• [WORK TO COMPLETE]:
Each line below should be quoted exactly, please.

• [MATERIAL PROVIDED]:
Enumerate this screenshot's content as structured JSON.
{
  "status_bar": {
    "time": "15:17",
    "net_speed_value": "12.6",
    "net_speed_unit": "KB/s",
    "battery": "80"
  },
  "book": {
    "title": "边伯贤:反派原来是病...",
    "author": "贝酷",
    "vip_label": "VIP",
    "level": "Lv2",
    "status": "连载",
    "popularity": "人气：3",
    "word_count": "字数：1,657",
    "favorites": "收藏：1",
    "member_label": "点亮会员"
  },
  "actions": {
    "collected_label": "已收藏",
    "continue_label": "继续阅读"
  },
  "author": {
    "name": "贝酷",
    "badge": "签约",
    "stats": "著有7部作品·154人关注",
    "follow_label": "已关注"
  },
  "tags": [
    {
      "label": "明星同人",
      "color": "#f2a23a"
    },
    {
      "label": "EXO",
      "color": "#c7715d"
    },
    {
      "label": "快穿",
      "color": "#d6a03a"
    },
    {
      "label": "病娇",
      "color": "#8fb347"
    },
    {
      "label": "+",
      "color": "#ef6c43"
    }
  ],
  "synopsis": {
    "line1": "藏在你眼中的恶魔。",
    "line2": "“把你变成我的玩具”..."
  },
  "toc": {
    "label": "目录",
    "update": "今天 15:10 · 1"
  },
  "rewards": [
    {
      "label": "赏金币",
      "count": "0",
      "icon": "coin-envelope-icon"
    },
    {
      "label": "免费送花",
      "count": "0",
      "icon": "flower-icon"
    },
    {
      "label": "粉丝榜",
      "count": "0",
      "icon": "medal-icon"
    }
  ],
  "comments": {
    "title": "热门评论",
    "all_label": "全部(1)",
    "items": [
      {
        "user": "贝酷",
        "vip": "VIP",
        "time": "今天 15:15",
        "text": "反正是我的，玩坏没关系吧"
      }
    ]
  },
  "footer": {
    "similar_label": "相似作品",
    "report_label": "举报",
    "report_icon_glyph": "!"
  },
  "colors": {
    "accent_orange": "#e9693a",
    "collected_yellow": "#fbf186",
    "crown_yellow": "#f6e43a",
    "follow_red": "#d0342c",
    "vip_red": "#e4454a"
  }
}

• [RESULT OF THIS TASK]:
Enumerate this screenshot's content as structured JSON.
{
  "status_bar": {
    "time": "15:17",
    "net_speed_value": "12.6",
    "net_speed_unit": "KB/s",
    "battery": "80"
  },
  "book": {
    "title": "边伯贤:反派原来是病...",
    "author": "贝酷",
    "vip_label": "VIP",
    "level": "Lv2",
    "status": "连载",
    "popularity": "人气：3",
    "word_count": "字数：1,657",
    "favorites": "收藏：1",
    "member_label": "点亮会员"
  },
  "actions": {
    "collected_label": "已收藏",
    "continue_label": "继续阅读"
  },
  "author": {
    "name": "贝酷",
    "badge": "签约",
    "stats": "著有7部作品·154人关注",
    "follow_label": "已关注"
  },
  "tags": [
    {
      "label": "明星同人",
      "color": "#f2a23a"
    },
    {
      "label": "EXO",
      "color": "#c7715d"
    },
    {
      "label": "快穿",
      "color": "#d6a03a"
    },
    {
      "label": "病娇",
      "color": "#8fb347"
    },
    {
      "label": "+",
      "color": "#ef6c43"
    }
  ],
  "synopsis": {
    "line1": "藏在你眼中的恶魔。",
    "line2": "“把你变成我的玩具”..."
  },
  "toc": {
    "label": "目录",
    "update": "今天 15:10 · 1"
  },
  "rewards": [
    {
      "label": "赏金币",
      "count": "0",
      "icon": "coin-envelope-icon"
    },
    {
      "label": "免费送花",
      "count": "0",
      "icon": "flower-icon"
    },
    {
      "label": "粉丝榜",
      "count": "0",
      "icon": "medal-icon"
    }
  ],
  "comments": {
    "title": "热门评论",
    "all_label": "全部(1)",
    "items": [
      {
        "user": "贝酷",
        "vip": "VIP",
        "time": "今天 15:15",
        "text": "反正是我的，玩坏没关系吧"
      }
    ]
  },
  "footer": {
    "similar_label": "相似作品",
    "report_label": "举报",
    "report_icon_glyph": "!"
  },
  "colors": {
    "accent_orange": "#e9693a",
    "collected_yellow": "#fbf186",
    "crown_yellow": "#f6e43a",
    "follow_red": "#d0342c",
    "vip_red": "#e4454a"
  }
}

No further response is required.